RECORD EXCERPTS:
--------

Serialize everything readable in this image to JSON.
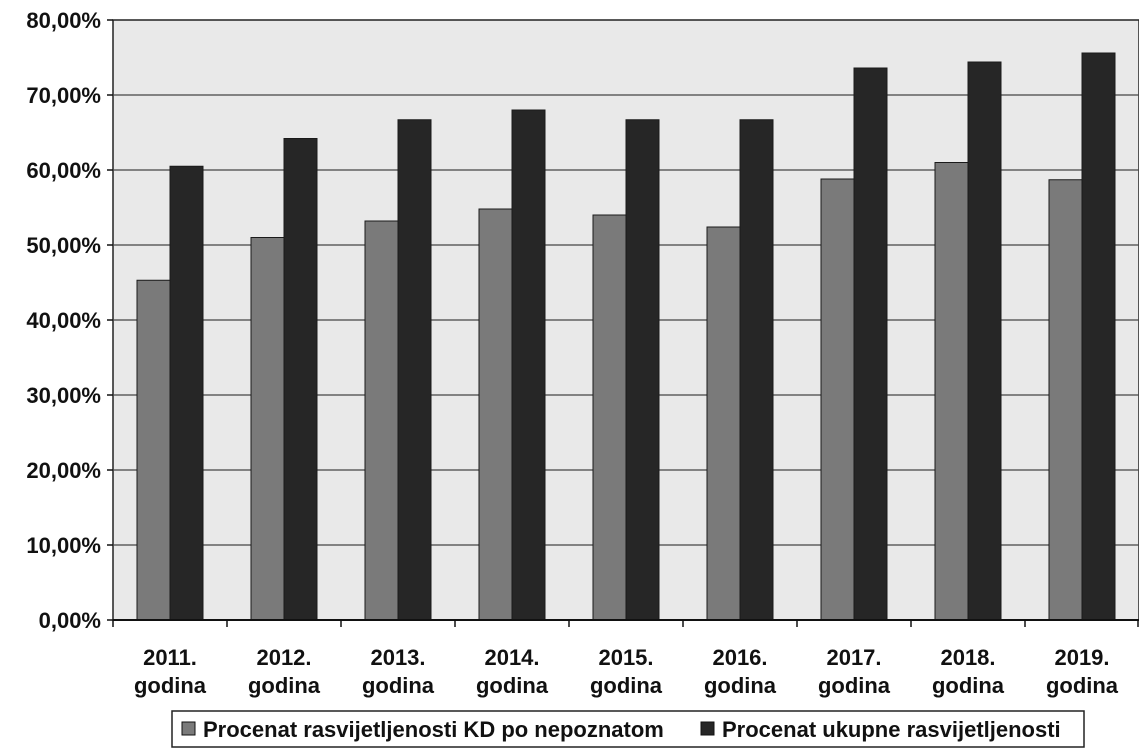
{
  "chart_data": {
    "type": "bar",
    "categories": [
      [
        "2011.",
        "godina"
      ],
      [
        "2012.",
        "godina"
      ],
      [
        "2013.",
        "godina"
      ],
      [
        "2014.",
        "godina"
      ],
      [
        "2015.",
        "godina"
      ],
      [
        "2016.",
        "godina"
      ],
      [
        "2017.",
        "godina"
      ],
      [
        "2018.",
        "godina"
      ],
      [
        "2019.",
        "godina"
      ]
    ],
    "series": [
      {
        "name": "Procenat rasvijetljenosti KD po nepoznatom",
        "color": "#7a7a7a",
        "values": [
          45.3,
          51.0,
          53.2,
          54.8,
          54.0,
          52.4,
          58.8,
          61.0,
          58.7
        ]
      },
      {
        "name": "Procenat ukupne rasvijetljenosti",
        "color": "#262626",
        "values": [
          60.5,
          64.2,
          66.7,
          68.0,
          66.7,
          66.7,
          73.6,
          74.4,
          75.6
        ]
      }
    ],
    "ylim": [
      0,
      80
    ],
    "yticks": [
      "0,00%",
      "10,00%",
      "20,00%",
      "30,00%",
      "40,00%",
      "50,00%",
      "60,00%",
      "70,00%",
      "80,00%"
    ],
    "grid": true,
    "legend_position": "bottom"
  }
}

--------

GIVEN EXERCISE: Copy every record character for character. Skip the pictures.

OUTPUT:
Serialize everything readable in this image to JSON.
{
  "chart_data": {
    "type": "bar",
    "categories": [
      [
        "2011.",
        "godina"
      ],
      [
        "2012.",
        "godina"
      ],
      [
        "2013.",
        "godina"
      ],
      [
        "2014.",
        "godina"
      ],
      [
        "2015.",
        "godina"
      ],
      [
        "2016.",
        "godina"
      ],
      [
        "2017.",
        "godina"
      ],
      [
        "2018.",
        "godina"
      ],
      [
        "2019.",
        "godina"
      ]
    ],
    "series": [
      {
        "name": "Procenat rasvijetljenosti KD po nepoznatom",
        "color": "#7a7a7a",
        "values": [
          45.3,
          51.0,
          53.2,
          54.8,
          54.0,
          52.4,
          58.8,
          61.0,
          58.7
        ]
      },
      {
        "name": "Procenat ukupne rasvijetljenosti",
        "color": "#262626",
        "values": [
          60.5,
          64.2,
          66.7,
          68.0,
          66.7,
          66.7,
          73.6,
          74.4,
          75.6
        ]
      }
    ],
    "ylim": [
      0,
      80
    ],
    "yticks": [
      "0,00%",
      "10,00%",
      "20,00%",
      "30,00%",
      "40,00%",
      "50,00%",
      "60,00%",
      "70,00%",
      "80,00%"
    ],
    "grid": true,
    "legend_position": "bottom"
  }
}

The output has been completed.